───── Data for this exercise ─────

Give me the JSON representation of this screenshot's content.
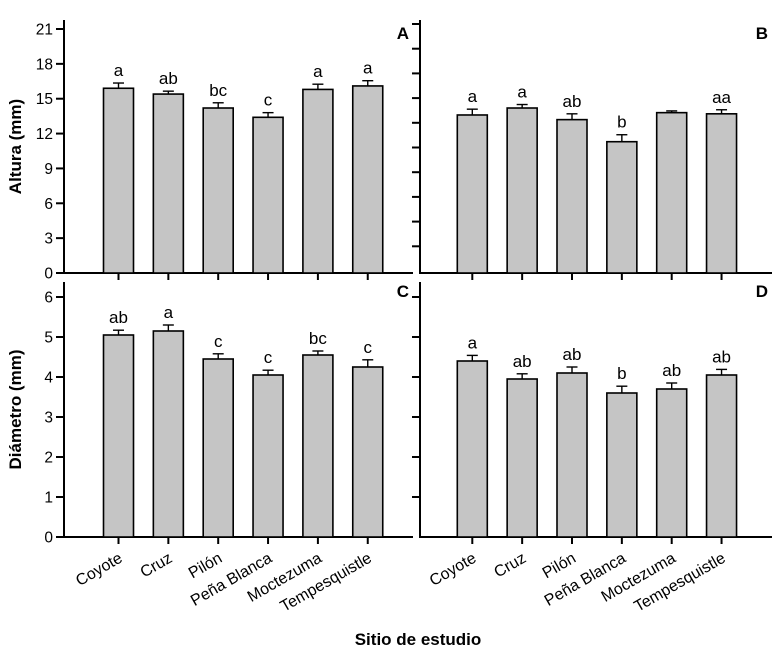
{
  "figure": {
    "background": "#ffffff",
    "xlabel": "Sitio de estudio"
  },
  "chart_data": {
    "type": "bar",
    "grid": false,
    "legend": null,
    "xlabel": "Sitio de estudio",
    "categories": [
      "Coyote",
      "Cruz",
      "Pilón",
      "Peña Blanca",
      "Moctezuma",
      "Tempesquistle"
    ],
    "colors": {
      "bar_fill": "#c5c5c5",
      "bar_stroke": "#000000",
      "axis": "#000000",
      "error_bar": "#000000",
      "text": "#000000"
    },
    "panels": [
      {
        "id": "A",
        "row": "top",
        "col": "left",
        "ylabel": "Altura (mm)",
        "ylim": [
          0,
          21
        ],
        "yticks": [
          0,
          3,
          6,
          9,
          12,
          15,
          18,
          21
        ],
        "yticks_labeled": true,
        "values": [
          15.9,
          15.4,
          14.2,
          13.4,
          15.8,
          16.1
        ],
        "errors": [
          0.45,
          0.25,
          0.45,
          0.4,
          0.45,
          0.45
        ],
        "sig_letters": [
          "a",
          "ab",
          "bc",
          "c",
          "a",
          "a"
        ]
      },
      {
        "id": "B",
        "row": "top",
        "col": "right",
        "ylabel": "",
        "ylim": [
          0,
          21
        ],
        "yticks": [],
        "yticks_labeled": false,
        "values": [
          13.6,
          14.2,
          13.2,
          11.3,
          13.8,
          13.7
        ],
        "errors": [
          0.5,
          0.3,
          0.5,
          0.6,
          0.15,
          0.35
        ],
        "sig_letters": [
          "a",
          "a",
          "ab",
          "b",
          "",
          "aa"
        ]
      },
      {
        "id": "C",
        "row": "bottom",
        "col": "left",
        "ylabel": "Diámetro (mm)",
        "ylim": [
          0,
          6
        ],
        "yticks": [
          0,
          1,
          2,
          3,
          4,
          5,
          6
        ],
        "yticks_labeled": true,
        "values": [
          5.05,
          5.15,
          4.45,
          4.05,
          4.55,
          4.25
        ],
        "errors": [
          0.12,
          0.15,
          0.13,
          0.12,
          0.1,
          0.18
        ],
        "sig_letters": [
          "ab",
          "a",
          "c",
          "c",
          "bc",
          "c"
        ]
      },
      {
        "id": "D",
        "row": "bottom",
        "col": "right",
        "ylabel": "",
        "ylim": [
          0,
          6
        ],
        "yticks": [],
        "yticks_labeled": false,
        "values": [
          4.4,
          3.95,
          4.1,
          3.6,
          3.7,
          4.05
        ],
        "errors": [
          0.14,
          0.13,
          0.15,
          0.17,
          0.15,
          0.14
        ],
        "sig_letters": [
          "a",
          "ab",
          "ab",
          "b",
          "ab",
          "ab"
        ]
      }
    ]
  }
}
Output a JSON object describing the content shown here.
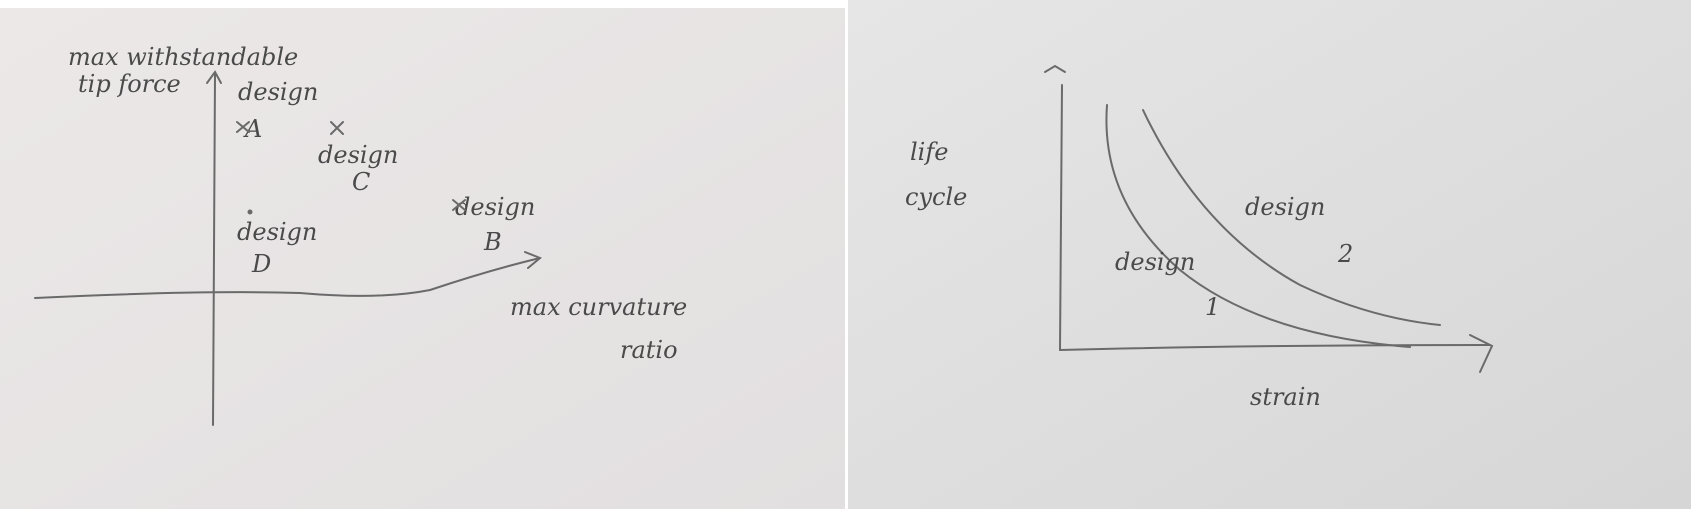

─────

**To be done:** Take every line containing the word "estudio" and copy it.

**Response to this exercise:**
    "xlabel": "Sitio de estudio"
    "xlabel": "Sitio de estudio",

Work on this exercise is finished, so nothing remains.